== Input data ==

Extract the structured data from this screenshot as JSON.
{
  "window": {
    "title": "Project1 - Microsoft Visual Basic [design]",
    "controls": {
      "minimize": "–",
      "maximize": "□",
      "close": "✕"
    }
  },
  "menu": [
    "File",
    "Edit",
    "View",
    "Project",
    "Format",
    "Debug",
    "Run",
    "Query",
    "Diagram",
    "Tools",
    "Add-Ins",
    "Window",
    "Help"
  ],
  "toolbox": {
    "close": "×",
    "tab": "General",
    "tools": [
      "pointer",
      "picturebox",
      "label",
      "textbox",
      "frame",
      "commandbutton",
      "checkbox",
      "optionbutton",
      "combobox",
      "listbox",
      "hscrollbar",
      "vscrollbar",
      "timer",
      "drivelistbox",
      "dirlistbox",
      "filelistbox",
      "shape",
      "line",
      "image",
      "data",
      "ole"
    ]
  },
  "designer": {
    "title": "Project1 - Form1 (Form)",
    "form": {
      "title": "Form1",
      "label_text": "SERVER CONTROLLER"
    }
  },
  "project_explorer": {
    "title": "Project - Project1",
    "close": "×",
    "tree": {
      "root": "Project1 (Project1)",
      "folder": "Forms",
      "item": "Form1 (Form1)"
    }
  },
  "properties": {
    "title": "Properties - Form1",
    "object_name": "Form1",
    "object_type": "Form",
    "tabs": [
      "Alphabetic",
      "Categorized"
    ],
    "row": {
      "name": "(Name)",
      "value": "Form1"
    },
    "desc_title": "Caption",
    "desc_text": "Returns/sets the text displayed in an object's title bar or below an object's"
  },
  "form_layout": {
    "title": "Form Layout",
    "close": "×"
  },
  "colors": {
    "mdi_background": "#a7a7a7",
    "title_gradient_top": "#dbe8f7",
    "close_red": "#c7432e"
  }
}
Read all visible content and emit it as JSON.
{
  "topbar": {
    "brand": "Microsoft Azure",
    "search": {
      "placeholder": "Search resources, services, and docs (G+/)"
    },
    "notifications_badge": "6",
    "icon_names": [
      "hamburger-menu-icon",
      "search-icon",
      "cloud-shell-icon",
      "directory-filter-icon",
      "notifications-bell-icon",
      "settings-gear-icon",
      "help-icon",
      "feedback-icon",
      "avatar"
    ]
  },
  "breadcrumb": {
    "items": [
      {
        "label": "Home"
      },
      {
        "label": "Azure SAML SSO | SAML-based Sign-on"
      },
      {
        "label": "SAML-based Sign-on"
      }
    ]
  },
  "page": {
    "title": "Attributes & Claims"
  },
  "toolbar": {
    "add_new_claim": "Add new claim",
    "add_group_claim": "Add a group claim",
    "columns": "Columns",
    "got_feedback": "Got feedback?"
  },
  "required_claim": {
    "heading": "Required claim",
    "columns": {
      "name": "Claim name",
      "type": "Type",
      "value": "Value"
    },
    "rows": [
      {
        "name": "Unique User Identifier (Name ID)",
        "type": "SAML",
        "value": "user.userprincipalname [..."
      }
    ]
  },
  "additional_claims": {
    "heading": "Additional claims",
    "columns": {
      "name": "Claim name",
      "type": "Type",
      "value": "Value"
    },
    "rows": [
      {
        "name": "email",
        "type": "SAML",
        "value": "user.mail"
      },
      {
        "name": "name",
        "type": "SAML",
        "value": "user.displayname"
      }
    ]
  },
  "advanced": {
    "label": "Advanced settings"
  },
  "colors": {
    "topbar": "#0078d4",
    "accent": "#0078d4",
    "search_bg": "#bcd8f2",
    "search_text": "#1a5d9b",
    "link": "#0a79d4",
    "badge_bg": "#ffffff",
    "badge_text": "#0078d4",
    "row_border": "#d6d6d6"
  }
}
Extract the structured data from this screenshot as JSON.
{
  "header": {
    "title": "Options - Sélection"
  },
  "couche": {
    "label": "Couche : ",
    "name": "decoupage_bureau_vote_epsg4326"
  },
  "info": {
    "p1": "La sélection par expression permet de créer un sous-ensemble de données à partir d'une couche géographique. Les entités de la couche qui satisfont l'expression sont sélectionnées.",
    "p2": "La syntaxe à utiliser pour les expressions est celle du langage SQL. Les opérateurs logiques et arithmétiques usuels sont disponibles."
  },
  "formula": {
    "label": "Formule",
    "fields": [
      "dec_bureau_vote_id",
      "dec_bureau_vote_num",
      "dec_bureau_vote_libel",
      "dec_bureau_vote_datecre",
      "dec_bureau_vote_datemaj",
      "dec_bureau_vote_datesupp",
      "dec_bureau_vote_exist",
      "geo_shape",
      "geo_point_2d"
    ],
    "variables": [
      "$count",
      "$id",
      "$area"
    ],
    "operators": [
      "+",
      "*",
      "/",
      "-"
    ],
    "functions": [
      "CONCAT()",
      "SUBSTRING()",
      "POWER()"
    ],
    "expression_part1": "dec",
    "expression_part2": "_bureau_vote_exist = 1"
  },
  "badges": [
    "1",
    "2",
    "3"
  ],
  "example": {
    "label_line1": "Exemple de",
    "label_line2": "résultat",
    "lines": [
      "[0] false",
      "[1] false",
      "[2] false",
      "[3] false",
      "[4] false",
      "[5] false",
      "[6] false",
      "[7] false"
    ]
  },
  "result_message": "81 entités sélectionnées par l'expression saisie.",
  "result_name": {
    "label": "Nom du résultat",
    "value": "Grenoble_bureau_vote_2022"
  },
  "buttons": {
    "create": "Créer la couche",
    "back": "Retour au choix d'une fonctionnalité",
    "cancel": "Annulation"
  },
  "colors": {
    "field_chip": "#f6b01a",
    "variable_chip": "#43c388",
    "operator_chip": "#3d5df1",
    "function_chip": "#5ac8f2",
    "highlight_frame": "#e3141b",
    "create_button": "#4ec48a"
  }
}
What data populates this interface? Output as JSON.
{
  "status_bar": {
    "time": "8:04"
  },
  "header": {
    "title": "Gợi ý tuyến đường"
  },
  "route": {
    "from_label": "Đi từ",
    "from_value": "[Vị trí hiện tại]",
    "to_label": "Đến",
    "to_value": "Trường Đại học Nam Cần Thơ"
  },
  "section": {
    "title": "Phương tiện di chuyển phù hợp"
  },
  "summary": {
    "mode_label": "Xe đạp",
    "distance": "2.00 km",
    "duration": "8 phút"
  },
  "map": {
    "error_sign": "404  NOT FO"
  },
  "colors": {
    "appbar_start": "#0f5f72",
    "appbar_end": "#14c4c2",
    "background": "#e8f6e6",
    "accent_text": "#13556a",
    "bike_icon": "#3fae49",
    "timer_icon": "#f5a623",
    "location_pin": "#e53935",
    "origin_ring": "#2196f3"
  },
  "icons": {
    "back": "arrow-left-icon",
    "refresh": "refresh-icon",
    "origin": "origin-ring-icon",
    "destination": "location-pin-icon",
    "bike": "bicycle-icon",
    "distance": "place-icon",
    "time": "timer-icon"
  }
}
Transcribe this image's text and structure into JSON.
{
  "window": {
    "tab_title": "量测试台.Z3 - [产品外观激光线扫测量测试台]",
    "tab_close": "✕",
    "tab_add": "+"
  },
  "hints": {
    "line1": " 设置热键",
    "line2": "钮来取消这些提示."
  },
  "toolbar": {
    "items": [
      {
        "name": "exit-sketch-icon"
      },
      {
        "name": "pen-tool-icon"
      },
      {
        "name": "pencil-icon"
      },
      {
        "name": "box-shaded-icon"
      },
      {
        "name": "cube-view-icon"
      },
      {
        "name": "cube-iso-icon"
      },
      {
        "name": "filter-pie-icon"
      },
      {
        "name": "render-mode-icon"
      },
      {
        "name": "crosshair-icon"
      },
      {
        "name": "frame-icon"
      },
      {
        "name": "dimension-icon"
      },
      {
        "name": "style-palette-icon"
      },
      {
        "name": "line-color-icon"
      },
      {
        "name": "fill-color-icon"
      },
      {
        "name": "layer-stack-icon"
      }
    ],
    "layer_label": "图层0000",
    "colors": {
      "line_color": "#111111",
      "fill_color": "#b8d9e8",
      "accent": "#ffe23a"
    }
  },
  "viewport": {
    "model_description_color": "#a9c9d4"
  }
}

===

-- What you should do --
Considering only the records above, state the number of lines that include the word "this", with nothing added.

-- Reply to the task --
4